▸ Directive: Copy the records below exactly as they appear.

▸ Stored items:
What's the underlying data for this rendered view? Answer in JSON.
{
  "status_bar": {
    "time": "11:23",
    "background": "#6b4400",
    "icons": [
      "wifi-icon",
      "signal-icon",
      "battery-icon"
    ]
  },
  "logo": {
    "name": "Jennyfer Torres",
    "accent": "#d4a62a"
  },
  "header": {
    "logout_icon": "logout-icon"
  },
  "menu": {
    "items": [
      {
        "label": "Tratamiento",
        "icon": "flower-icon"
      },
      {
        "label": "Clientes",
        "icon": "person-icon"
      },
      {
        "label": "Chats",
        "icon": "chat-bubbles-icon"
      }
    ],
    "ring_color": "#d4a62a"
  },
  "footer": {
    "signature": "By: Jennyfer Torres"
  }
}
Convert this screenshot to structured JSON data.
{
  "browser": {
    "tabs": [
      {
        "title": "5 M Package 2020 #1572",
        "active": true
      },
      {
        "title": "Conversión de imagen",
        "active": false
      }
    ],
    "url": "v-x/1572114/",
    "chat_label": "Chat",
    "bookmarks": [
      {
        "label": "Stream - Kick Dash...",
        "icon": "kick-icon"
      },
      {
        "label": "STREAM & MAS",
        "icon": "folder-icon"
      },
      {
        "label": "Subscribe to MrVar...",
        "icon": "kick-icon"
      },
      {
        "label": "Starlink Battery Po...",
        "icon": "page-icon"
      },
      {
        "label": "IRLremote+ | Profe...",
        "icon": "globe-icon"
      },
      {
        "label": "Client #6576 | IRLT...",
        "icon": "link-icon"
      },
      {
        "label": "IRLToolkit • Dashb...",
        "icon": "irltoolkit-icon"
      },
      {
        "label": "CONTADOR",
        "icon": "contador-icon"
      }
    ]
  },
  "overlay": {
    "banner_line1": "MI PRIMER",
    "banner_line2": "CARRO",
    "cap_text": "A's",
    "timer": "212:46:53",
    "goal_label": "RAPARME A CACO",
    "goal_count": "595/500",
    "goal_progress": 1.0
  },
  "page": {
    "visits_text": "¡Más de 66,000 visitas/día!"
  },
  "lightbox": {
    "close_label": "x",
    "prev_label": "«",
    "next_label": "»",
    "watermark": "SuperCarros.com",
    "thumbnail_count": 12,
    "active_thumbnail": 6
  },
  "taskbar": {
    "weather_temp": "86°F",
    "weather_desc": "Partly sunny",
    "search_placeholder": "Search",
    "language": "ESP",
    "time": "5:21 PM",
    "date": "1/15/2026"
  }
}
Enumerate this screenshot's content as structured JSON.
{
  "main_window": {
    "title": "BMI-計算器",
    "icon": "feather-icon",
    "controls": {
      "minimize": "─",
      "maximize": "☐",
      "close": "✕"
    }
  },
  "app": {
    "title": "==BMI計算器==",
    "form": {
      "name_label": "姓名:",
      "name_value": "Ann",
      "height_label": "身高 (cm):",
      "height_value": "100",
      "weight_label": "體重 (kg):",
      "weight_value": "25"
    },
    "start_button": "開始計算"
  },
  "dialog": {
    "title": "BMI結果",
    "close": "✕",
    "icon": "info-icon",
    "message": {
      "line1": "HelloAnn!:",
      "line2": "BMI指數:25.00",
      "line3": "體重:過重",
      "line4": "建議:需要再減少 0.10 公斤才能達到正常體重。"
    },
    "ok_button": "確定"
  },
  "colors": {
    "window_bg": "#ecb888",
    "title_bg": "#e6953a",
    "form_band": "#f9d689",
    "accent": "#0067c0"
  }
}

▸ Solution:
What's the underlying data for this rendered view? Answer in JSON.
{
  "status_bar": {
    "time": "11:23",
    "background": "#6b4400",
    "icons": [
      "wifi-icon",
      "signal-icon",
      "battery-icon"
    ]
  },
  "logo": {
    "name": "Jennyfer Torres",
    "accent": "#d4a62a"
  },
  "header": {
    "logout_icon": "logout-icon"
  },
  "menu": {
    "items": [
      {
        "label": "Tratamiento",
        "icon": "flower-icon"
      },
      {
        "label": "Clientes",
        "icon": "person-icon"
      },
      {
        "label": "Chats",
        "icon": "chat-bubbles-icon"
      }
    ],
    "ring_color": "#d4a62a"
  },
  "footer": {
    "signature": "By: Jennyfer Torres"
  }
}
Convert this screenshot to structured JSON data.
{
  "browser": {
    "tabs": [
      {
        "title": "5 M Package 2020 #1572",
        "active": true
      },
      {
        "title": "Conversión de imagen",
        "active": false
      }
    ],
    "url": "v-x/1572114/",
    "chat_label": "Chat",
    "bookmarks": [
      {
        "label": "Stream - Kick Dash...",
        "icon": "kick-icon"
      },
      {
        "label": "STREAM & MAS",
        "icon": "folder-icon"
      },
      {
        "label": "Subscribe to MrVar...",
        "icon": "kick-icon"
      },
      {
        "label": "Starlink Battery Po...",
        "icon": "page-icon"
      },
      {
        "label": "IRLremote+ | Profe...",
        "icon": "globe-icon"
      },
      {
        "label": "Client #6576 | IRLT...",
        "icon": "link-icon"
      },
      {
        "label": "IRLToolkit • Dashb...",
        "icon": "irltoolkit-icon"
      },
      {
        "label": "CONTADOR",
        "icon": "contador-icon"
      }
    ]
  },
  "overlay": {
    "banner_line1": "MI PRIMER",
    "banner_line2": "CARRO",
    "cap_text": "A's",
    "timer": "212:46:53",
    "goal_label": "RAPARME A CACO",
    "goal_count": "595/500",
    "goal_progress": 1.0
  },
  "page": {
    "visits_text": "¡Más de 66,000 visitas/día!"
  },
  "lightbox": {
    "close_label": "x",
    "prev_label": "«",
    "next_label": "»",
    "watermark": "SuperCarros.com",
    "thumbnail_count": 12,
    "active_thumbnail": 6
  },
  "taskbar": {
    "weather_temp": "86°F",
    "weather_desc": "Partly sunny",
    "search_placeholder": "Search",
    "language": "ESP",
    "time": "5:21 PM",
    "date": "1/15/2026"
  }
}
Enumerate this screenshot's content as structured JSON.
{
  "main_window": {
    "title": "BMI-計算器",
    "icon": "feather-icon",
    "controls": {
      "minimize": "─",
      "maximize": "☐",
      "close": "✕"
    }
  },
  "app": {
    "title": "==BMI計算器==",
    "form": {
      "name_label": "姓名:",
      "name_value": "Ann",
      "height_label": "身高 (cm):",
      "height_value": "100",
      "weight_label": "體重 (kg):",
      "weight_value": "25"
    },
    "start_button": "開始計算"
  },
  "dialog": {
    "title": "BMI結果",
    "close": "✕",
    "icon": "info-icon",
    "message": {
      "line1": "HelloAnn!:",
      "line2": "BMI指數:25.00",
      "line3": "體重:過重",
      "line4": "建議:需要再減少 0.10 公斤才能達到正常體重。"
    },
    "ok_button": "確定"
  },
  "colors": {
    "window_bg": "#ecb888",
    "title_bg": "#e6953a",
    "form_band": "#f9d689",
    "accent": "#0067c0"
  }
}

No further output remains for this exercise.